## Brief:
Gather all lines with the word "JSON" in them.

--- START Input rows ---

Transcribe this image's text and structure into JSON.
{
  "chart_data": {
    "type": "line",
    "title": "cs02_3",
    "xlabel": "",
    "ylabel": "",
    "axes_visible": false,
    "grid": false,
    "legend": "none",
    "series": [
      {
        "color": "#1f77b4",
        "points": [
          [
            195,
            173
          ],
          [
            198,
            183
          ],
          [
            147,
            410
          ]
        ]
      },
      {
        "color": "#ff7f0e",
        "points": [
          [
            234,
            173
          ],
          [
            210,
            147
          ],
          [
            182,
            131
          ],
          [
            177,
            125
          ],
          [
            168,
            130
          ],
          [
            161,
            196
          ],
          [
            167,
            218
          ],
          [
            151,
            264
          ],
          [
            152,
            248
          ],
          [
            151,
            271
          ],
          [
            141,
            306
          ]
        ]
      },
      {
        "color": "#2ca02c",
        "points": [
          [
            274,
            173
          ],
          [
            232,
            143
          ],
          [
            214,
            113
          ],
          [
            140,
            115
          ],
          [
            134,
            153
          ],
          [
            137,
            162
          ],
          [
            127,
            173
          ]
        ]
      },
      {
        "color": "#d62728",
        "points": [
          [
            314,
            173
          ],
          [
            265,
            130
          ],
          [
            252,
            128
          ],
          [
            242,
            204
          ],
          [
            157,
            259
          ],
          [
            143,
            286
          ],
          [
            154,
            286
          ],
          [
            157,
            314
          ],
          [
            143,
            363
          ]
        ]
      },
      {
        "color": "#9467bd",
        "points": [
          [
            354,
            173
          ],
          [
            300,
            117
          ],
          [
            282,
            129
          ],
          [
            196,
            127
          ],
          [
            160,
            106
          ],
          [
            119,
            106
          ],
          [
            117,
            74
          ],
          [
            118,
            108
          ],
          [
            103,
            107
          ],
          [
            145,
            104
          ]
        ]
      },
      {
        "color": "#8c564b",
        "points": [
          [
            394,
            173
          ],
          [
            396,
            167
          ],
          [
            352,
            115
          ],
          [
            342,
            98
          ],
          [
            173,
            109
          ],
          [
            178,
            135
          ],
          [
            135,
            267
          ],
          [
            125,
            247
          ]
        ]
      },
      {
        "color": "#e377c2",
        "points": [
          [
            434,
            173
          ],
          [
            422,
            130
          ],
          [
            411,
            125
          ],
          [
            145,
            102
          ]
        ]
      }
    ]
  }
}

--- END Input rows ---
--- START Input rows ---

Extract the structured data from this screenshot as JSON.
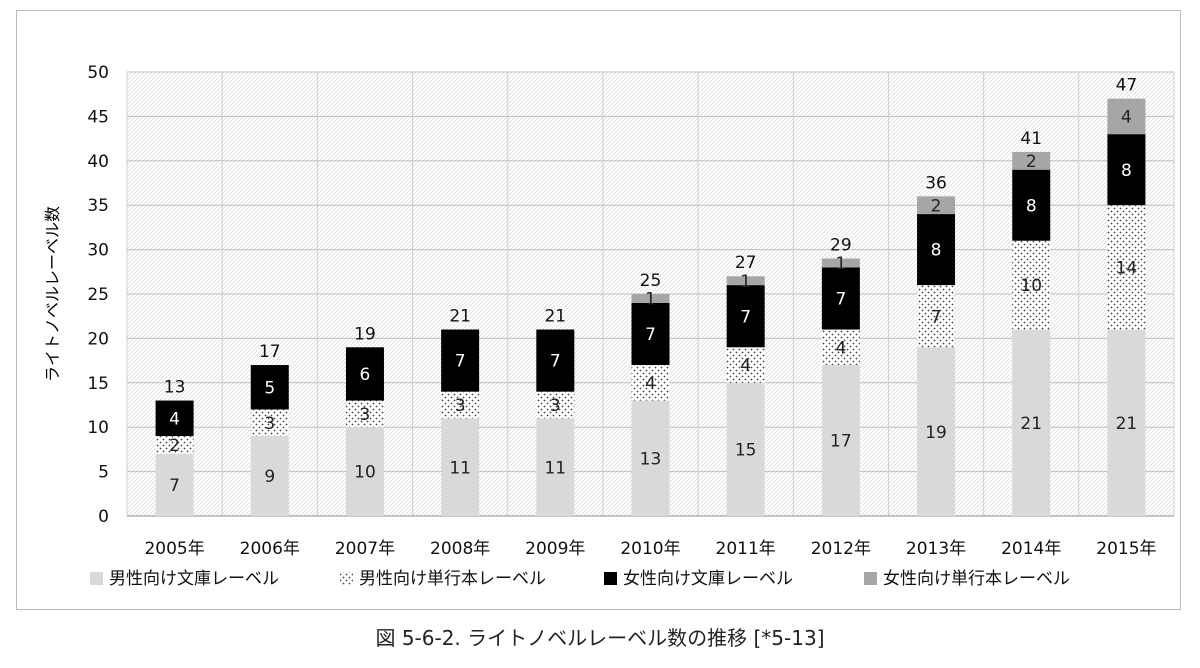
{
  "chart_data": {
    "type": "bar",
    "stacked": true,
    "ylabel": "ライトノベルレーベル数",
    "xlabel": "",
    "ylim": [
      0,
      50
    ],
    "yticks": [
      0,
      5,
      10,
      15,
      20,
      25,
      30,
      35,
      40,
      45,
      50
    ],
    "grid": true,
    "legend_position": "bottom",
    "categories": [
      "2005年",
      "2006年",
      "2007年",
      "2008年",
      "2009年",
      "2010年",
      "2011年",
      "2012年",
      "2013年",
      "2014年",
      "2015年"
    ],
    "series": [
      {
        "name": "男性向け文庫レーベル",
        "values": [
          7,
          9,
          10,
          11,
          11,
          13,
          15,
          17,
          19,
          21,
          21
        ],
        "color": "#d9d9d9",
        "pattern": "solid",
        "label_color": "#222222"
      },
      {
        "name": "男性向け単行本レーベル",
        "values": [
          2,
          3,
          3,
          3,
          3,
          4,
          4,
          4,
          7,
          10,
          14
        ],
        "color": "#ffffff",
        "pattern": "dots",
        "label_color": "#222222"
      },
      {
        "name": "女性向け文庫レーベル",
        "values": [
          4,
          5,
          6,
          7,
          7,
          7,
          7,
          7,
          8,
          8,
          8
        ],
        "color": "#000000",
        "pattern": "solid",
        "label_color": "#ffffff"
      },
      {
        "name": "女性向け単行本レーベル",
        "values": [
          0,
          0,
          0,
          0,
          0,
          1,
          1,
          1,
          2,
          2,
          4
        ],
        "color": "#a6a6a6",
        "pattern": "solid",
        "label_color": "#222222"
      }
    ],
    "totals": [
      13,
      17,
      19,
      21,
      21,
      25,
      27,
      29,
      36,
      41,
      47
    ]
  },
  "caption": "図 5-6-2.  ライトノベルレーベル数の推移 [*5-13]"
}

--- END Input rows ---
--- START Input rows ---

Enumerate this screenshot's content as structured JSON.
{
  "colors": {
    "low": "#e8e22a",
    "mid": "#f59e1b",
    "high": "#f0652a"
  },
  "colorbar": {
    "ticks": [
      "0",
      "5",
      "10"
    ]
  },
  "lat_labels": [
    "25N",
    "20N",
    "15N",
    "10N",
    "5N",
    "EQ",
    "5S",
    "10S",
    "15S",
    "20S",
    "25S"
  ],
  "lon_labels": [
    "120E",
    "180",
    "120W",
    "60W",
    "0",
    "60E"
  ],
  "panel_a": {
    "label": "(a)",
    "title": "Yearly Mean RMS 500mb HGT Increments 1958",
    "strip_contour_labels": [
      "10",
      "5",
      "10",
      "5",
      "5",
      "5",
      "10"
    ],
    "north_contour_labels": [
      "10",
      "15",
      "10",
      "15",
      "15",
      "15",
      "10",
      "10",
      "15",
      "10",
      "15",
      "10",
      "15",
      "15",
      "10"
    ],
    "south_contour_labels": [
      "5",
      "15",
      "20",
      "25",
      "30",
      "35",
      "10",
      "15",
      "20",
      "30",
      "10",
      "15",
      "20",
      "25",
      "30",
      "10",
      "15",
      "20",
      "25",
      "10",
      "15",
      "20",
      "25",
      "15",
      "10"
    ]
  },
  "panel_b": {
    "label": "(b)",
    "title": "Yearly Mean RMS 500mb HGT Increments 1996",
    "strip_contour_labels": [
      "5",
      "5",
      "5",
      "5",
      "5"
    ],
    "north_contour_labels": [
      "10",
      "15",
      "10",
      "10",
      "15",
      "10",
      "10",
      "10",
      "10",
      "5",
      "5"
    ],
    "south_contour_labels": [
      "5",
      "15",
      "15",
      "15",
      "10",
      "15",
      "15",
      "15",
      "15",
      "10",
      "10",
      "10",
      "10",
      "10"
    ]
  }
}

--- END Input rows ---

## Answer to this task:
Transcribe this image's text and structure into JSON.
Extract the structured data from this screenshot as JSON.
Enumerate this screenshot's content as structured JSON.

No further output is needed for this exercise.